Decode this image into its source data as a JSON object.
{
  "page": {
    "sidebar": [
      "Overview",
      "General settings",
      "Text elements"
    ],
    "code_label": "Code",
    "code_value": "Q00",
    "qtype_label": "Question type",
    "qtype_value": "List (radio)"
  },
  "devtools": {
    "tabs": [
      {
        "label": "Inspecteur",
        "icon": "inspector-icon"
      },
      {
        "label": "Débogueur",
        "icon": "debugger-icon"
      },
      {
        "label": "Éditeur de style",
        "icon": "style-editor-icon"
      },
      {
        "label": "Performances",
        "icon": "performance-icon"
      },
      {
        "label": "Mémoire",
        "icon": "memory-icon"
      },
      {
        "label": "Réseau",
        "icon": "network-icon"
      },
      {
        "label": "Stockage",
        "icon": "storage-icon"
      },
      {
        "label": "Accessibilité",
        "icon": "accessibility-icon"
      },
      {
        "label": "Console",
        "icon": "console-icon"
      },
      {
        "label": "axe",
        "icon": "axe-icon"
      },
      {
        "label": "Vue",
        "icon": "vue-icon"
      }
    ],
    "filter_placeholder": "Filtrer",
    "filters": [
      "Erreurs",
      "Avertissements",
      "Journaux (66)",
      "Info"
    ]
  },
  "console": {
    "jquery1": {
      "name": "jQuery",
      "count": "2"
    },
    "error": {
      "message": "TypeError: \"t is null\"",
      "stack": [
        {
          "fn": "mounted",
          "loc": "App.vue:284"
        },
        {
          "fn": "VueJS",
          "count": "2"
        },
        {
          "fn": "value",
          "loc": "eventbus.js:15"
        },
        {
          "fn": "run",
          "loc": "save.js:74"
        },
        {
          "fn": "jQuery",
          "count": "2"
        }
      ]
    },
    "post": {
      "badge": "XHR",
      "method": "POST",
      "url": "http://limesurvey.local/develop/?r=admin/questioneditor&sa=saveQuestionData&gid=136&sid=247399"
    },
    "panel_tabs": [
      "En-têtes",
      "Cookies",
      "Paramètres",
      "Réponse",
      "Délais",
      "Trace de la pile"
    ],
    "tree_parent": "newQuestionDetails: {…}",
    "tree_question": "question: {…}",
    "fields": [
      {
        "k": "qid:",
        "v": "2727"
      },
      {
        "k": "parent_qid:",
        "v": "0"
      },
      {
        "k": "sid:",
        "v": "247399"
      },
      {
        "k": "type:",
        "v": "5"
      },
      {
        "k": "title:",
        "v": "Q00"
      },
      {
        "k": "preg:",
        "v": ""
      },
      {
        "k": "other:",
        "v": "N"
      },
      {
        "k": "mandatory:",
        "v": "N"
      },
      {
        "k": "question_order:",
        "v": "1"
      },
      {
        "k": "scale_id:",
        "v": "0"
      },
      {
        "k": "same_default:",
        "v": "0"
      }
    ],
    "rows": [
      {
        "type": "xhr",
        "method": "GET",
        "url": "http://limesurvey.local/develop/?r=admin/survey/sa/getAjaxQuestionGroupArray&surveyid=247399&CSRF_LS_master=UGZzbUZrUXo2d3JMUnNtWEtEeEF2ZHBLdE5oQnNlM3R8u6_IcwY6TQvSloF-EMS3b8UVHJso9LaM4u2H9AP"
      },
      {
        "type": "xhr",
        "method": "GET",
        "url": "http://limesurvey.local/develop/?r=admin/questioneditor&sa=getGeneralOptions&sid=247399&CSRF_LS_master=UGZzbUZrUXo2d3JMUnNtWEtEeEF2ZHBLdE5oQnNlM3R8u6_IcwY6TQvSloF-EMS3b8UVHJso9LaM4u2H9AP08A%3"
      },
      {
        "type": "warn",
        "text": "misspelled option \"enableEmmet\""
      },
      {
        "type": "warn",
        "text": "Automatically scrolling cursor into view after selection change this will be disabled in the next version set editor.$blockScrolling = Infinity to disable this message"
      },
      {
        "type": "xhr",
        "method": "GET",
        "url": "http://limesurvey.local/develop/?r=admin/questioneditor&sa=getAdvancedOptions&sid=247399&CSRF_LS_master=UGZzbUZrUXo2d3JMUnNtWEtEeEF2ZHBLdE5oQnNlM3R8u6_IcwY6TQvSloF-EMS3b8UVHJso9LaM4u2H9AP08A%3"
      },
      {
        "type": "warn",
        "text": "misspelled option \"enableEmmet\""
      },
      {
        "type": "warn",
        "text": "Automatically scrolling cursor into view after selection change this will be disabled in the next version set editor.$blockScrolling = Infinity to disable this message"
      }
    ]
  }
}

## Problem description
Using the listing above, state the number of lines that hold "icon", with no other text.

## Solution to the problem
11